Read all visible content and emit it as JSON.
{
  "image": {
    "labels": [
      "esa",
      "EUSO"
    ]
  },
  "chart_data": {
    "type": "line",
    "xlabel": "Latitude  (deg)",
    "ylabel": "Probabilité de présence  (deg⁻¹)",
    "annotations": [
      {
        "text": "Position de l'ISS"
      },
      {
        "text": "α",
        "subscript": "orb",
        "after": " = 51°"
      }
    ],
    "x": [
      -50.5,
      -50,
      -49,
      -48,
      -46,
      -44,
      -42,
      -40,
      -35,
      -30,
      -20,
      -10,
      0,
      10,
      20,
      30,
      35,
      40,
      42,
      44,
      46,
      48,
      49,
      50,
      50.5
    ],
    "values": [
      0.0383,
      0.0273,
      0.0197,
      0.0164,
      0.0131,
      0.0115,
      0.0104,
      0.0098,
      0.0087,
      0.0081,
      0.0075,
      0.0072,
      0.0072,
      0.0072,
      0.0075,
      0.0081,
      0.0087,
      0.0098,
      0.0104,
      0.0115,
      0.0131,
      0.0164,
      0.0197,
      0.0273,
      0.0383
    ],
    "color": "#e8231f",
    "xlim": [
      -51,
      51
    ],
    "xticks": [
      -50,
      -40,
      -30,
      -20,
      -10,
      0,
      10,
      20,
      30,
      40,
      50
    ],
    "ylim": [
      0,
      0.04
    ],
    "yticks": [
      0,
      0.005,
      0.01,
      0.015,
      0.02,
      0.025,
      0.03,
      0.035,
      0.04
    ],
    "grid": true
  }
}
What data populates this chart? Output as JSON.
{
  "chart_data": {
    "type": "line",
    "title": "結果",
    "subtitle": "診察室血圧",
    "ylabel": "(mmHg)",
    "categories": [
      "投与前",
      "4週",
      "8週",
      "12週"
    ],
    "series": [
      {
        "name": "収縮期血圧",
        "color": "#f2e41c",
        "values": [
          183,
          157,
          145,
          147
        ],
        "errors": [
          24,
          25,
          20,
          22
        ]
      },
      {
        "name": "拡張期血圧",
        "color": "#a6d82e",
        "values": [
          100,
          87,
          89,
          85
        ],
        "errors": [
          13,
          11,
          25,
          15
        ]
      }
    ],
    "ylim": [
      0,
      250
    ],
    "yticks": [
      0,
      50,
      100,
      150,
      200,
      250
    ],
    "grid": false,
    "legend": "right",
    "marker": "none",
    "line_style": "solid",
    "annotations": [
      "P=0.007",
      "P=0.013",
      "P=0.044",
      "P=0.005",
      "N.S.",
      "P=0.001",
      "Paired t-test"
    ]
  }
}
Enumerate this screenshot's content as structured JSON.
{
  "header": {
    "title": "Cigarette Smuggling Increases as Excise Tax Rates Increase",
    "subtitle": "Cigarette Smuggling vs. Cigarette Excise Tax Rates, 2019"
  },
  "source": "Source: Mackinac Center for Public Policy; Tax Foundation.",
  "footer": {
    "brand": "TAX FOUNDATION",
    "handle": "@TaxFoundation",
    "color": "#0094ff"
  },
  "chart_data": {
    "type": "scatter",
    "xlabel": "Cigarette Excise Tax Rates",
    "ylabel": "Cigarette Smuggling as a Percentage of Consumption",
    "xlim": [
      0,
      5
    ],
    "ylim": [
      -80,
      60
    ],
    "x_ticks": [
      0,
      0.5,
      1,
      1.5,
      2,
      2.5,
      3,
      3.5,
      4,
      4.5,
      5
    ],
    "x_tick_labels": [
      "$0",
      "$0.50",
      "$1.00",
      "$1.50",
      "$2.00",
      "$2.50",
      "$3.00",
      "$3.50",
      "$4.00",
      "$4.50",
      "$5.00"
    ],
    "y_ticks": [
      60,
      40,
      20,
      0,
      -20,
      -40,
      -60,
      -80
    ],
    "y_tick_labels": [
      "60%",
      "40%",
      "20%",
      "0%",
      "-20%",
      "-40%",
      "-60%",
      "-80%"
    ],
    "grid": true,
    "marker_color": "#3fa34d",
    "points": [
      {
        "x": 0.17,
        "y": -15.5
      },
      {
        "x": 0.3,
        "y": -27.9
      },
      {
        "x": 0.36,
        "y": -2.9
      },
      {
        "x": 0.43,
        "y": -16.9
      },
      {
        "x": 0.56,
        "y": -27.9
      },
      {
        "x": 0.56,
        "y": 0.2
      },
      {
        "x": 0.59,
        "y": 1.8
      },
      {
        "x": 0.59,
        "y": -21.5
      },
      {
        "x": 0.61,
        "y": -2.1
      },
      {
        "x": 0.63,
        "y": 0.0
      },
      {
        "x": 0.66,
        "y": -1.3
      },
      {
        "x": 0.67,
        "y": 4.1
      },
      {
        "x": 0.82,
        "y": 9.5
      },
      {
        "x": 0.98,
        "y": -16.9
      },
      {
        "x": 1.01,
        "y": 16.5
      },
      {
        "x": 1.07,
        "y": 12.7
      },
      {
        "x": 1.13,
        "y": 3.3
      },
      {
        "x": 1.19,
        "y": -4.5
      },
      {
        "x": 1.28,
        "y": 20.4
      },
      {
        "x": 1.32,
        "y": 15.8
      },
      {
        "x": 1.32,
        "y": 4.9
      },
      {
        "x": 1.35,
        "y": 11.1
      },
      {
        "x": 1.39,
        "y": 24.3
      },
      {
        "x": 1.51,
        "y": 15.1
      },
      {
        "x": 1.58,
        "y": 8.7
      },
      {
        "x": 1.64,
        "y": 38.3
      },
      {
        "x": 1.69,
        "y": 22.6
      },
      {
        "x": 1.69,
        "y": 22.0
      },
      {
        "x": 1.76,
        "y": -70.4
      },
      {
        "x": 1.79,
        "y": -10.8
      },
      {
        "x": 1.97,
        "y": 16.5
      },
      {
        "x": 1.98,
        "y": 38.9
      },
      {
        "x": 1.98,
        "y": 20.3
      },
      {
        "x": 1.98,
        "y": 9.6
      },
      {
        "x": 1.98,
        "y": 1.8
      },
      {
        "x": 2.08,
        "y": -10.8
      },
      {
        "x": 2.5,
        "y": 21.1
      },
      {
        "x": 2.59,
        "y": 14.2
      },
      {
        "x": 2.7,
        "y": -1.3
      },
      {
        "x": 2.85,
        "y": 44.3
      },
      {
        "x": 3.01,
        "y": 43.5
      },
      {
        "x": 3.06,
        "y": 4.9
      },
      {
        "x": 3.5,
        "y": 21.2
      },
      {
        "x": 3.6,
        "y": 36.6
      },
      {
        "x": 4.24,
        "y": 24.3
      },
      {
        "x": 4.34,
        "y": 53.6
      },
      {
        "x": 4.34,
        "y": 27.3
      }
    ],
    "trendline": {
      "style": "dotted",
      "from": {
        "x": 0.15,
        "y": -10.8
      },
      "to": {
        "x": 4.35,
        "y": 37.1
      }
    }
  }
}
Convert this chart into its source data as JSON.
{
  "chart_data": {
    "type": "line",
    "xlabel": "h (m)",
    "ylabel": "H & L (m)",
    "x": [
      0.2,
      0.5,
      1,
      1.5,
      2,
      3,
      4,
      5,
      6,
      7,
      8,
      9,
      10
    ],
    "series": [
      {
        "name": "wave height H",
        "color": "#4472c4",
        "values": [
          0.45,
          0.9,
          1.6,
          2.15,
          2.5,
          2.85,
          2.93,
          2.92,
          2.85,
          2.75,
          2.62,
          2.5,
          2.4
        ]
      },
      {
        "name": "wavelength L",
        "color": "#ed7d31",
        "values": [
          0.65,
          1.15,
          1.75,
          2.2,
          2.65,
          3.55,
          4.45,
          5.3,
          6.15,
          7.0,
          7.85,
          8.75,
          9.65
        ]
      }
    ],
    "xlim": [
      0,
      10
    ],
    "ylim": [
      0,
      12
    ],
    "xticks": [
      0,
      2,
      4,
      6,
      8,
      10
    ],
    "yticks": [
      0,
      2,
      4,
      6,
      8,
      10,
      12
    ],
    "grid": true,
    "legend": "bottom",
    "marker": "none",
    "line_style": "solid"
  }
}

**Task details:** Copy out every line in the entries above that holds "Excise".

**Full output:**
    "title": "Cigarette Smuggling Increases as Excise Tax Rates Increase",
    "subtitle": "Cigarette Smuggling vs. Cigarette Excise Tax Rates, 2019"
    "xlabel": "Cigarette Excise Tax Rates",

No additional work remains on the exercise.